* [Excerto citado]
★ ★ ★ ★

Relativamente à segurança, não houve, ao longo dos anos, qualquer investimento significativo por parte dos governos na área da Guarda Nacional Republicana. Contudo, temos reforçado a segurança da população através da Associação Humanitária dos Bombeiros Voluntários de Alcochete, que desempenha um trabalho de excelência, prestando socorro imediato e profissional tanto aos residentes do concelho como aos que aqui transitam diariamente.
Os nossos esforços incluem apoio financeiro, a criação e implementação de duas equipas de intervenção permanente, a aquisição de equipamentos, fardamentos e veículos, garantindo assim a melhoria contínua das condições de atuação dos bombeiros.
Ainda, a Escola EB 2,3 D. Manuel I enfrenta atualmente uma situação urgente que exige não apenas uma requalificação, mas, acima de tudo, uma ampliação. Hoje, este estabelecimento de ensino acolhe cerca de 50 turmas, apesar de a sua infraestrutura ter capacidade para apenas 30.
Este problema resulta de décadas sem qualquer intervenção significativa na escola, com exceção do Governo PS, sob a liderança do então Primeiro-Ministro António Costa, que retirou os telhados de amianto e requalificou uma ou duas salas. Apesar de importante, este trabalho foi insuficiente face às necessidades crescentes do estabelecimento.
Neste momento, o município está a assumir um papel que deveria ser do Governo, desenvolvendo um projeto estruturante para a requalificação e ampliação da Escola EB 2,3 D. Manuel I, de acordo com o espaço disponível. Este projeto, por si só, terá um custo superior a meio milhão de euros, um encargo que a Câmara Municipal decidiu assumir, reconhecendo a importância de continuar a investir na educação para construir uma sociedade melhor.

★ ★ ★ ★

Anotações dos elementos da página
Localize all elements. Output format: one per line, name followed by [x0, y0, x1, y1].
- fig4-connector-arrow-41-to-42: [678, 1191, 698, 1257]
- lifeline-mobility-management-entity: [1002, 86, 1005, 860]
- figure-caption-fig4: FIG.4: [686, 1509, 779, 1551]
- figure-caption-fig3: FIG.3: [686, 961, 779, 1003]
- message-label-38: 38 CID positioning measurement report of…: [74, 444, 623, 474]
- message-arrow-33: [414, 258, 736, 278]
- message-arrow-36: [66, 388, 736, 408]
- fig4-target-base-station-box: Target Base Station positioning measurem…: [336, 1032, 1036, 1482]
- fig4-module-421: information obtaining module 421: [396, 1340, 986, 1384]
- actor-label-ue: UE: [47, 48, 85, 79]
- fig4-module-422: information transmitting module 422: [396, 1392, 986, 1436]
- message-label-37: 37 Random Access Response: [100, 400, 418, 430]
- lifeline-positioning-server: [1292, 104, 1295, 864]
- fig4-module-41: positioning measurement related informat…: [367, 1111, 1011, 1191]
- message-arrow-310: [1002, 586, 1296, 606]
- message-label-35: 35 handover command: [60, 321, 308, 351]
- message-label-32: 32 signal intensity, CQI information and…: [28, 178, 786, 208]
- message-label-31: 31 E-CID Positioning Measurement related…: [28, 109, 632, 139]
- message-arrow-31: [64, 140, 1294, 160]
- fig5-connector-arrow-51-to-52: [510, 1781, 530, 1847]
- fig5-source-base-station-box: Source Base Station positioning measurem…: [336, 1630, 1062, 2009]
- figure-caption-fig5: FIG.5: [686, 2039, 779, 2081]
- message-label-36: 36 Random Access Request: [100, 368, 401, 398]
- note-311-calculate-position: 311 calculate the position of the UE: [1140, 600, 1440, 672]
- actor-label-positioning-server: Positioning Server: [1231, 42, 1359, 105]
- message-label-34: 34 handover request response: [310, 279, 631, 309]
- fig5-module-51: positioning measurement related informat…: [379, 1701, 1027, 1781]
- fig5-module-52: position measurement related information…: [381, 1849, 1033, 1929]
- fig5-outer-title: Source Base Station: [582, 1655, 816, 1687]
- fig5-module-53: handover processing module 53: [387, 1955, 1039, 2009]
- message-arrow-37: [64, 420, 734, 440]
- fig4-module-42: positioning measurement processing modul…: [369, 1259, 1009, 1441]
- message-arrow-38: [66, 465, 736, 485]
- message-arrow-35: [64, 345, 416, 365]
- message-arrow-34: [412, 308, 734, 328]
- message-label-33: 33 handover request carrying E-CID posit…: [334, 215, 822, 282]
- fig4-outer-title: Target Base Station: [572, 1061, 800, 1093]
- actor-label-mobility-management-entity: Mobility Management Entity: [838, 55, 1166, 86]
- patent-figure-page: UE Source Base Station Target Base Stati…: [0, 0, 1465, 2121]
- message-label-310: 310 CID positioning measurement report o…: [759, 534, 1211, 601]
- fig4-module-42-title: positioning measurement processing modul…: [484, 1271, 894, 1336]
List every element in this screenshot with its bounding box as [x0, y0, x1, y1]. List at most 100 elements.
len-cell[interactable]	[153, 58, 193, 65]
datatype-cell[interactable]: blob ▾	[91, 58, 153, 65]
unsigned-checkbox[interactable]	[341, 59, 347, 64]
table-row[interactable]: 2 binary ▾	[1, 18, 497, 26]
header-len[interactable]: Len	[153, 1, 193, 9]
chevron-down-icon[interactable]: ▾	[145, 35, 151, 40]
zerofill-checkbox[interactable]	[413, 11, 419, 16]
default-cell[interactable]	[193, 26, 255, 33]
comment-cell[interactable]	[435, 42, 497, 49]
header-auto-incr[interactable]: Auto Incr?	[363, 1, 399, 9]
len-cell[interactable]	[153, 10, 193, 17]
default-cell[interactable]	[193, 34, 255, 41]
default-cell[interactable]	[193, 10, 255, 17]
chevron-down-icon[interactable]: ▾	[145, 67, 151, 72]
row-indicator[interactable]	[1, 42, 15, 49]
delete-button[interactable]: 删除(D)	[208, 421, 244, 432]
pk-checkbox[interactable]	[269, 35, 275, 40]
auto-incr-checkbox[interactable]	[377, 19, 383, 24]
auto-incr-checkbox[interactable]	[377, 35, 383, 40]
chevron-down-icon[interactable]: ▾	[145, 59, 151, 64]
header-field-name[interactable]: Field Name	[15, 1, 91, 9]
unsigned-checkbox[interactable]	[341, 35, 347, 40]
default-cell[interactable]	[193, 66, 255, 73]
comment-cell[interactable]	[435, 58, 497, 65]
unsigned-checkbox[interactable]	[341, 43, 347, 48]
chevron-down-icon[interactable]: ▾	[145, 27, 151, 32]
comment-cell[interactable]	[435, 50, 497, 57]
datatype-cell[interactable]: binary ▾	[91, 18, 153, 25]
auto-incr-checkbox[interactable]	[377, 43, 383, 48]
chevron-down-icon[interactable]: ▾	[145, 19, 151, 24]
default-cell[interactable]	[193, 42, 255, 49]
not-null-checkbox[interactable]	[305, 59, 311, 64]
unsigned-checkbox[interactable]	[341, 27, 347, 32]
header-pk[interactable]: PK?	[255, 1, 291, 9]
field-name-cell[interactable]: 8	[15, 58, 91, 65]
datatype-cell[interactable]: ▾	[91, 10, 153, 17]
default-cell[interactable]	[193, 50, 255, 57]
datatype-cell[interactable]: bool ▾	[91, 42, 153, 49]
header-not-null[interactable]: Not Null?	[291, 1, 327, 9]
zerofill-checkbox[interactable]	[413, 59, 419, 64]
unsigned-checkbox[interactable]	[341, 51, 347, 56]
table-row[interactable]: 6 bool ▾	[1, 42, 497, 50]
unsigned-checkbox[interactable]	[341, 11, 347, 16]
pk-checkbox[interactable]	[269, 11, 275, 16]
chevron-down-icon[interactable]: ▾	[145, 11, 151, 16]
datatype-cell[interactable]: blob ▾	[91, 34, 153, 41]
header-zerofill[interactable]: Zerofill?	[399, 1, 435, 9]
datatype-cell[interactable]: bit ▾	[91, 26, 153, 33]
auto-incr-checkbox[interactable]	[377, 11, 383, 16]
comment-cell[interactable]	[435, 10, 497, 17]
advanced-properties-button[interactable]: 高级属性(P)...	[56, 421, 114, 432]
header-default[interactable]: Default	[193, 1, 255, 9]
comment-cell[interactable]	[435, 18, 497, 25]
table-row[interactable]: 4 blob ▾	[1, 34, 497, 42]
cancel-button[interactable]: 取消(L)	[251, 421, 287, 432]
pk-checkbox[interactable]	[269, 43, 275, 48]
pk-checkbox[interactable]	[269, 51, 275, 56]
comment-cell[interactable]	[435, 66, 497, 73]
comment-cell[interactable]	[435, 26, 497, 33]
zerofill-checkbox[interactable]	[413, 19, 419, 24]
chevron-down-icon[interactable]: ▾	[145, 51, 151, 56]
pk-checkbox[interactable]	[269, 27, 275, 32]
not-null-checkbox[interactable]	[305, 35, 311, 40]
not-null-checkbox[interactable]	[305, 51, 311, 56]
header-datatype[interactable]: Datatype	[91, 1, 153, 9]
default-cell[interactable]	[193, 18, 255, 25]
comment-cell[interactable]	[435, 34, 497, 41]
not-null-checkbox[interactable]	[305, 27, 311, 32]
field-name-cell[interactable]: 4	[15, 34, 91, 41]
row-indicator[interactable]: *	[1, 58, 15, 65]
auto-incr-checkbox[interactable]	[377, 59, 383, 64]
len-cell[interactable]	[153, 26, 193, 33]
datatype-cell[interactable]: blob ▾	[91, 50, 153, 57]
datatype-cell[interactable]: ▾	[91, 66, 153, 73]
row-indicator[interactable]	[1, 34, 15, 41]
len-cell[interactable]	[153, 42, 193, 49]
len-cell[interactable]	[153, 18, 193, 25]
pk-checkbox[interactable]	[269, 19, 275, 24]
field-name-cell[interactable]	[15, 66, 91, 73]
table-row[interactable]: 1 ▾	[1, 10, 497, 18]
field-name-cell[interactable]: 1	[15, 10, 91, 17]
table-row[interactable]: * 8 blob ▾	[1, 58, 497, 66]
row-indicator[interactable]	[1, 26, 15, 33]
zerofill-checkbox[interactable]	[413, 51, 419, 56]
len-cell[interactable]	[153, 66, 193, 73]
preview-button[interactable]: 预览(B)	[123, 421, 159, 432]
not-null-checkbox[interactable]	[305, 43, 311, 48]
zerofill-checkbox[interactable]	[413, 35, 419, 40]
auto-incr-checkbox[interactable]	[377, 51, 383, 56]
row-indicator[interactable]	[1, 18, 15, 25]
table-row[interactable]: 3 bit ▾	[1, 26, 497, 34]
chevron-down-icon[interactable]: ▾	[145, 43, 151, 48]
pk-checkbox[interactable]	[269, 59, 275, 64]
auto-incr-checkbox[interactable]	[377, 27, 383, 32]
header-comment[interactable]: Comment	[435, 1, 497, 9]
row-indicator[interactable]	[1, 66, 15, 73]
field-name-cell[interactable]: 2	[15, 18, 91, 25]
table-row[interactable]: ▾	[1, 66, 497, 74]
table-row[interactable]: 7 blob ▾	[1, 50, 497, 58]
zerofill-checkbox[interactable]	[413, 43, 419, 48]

★ ★ ★ ★

* [Enunciado da tarefa] Transcreva palavra por palavra o trecho do excerto sobre Alcochete que começa nas palavras "Os nossos esforços" e termina em "crescentes do estabelecimento.". Estes dados provêm de outra fonte.

* [Resposta ao exercício]
Os nossos esforços incluem apoio financeiro, a criação e implementação de duas equipas de intervenção permanente, a aquisição de equipamentos, fardamentos e veículos, garantindo assim a melhoria contínua das condições de atuação dos bombeiros.
Ainda, a Escola EB 2,3 D. Manuel I enfrenta atualmente uma situação urgente que exige não apenas uma requalificação, mas, acima de tudo, uma ampliação. Hoje, este estabelecimento de ensino acolhe cerca de 50 turmas, apesar de a sua infraestrutura ter capacidade para apenas 30.
Este problema resulta de décadas sem qualquer intervenção significativa na escola, com exceção do Governo PS, sob a liderança do então Primeiro-Ministro António Costa, que retirou os telhados de amianto e requalificou uma ou duas salas. Apesar de importante, este trabalho foi insuficiente face às necessidades crescentes do estabelecimento.